Go through the lines below and copy each one that holds the string "poids".

- - -

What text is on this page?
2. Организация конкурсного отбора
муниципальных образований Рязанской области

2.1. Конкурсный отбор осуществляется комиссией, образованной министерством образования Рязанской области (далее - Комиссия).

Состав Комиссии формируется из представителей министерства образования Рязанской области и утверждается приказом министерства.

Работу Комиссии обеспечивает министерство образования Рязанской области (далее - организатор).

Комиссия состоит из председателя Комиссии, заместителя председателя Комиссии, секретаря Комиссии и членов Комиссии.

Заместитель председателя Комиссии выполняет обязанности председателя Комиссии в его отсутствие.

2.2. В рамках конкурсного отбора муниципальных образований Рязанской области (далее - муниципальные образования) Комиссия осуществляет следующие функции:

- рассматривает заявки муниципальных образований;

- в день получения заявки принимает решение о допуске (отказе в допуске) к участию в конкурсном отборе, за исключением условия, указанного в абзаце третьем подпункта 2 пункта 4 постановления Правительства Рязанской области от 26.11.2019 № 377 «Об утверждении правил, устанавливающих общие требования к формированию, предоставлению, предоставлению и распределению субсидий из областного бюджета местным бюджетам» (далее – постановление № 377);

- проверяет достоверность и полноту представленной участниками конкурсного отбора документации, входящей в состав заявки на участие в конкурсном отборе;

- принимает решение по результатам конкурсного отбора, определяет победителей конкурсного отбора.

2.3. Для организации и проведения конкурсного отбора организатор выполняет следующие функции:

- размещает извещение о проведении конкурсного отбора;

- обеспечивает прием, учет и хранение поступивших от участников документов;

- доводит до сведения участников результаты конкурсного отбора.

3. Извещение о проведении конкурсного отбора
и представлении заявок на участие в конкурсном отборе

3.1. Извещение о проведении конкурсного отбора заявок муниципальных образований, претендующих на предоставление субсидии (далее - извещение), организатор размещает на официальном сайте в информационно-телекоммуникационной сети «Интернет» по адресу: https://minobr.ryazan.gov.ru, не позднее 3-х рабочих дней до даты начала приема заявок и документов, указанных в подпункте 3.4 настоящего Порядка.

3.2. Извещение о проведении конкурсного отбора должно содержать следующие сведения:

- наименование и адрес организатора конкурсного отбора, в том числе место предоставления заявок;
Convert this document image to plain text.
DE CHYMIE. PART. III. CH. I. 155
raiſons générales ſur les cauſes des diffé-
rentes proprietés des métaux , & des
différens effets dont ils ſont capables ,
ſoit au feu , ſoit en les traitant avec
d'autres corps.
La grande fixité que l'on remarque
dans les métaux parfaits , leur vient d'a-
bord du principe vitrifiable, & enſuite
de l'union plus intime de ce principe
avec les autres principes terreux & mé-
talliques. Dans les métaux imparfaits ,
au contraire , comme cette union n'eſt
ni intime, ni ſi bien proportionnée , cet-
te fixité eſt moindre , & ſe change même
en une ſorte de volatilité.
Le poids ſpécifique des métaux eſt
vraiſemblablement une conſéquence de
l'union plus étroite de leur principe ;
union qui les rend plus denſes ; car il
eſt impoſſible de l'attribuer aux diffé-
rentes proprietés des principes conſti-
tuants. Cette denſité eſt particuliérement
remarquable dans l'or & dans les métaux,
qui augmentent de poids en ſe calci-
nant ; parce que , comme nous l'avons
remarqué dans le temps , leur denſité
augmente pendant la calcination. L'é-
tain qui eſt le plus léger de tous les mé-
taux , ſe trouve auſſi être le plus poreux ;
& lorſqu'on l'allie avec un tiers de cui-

- - -

[Solution to this exercise]:
Le poids ſpécifique des métaux eſt
qui augmentent de poids en ſe calci-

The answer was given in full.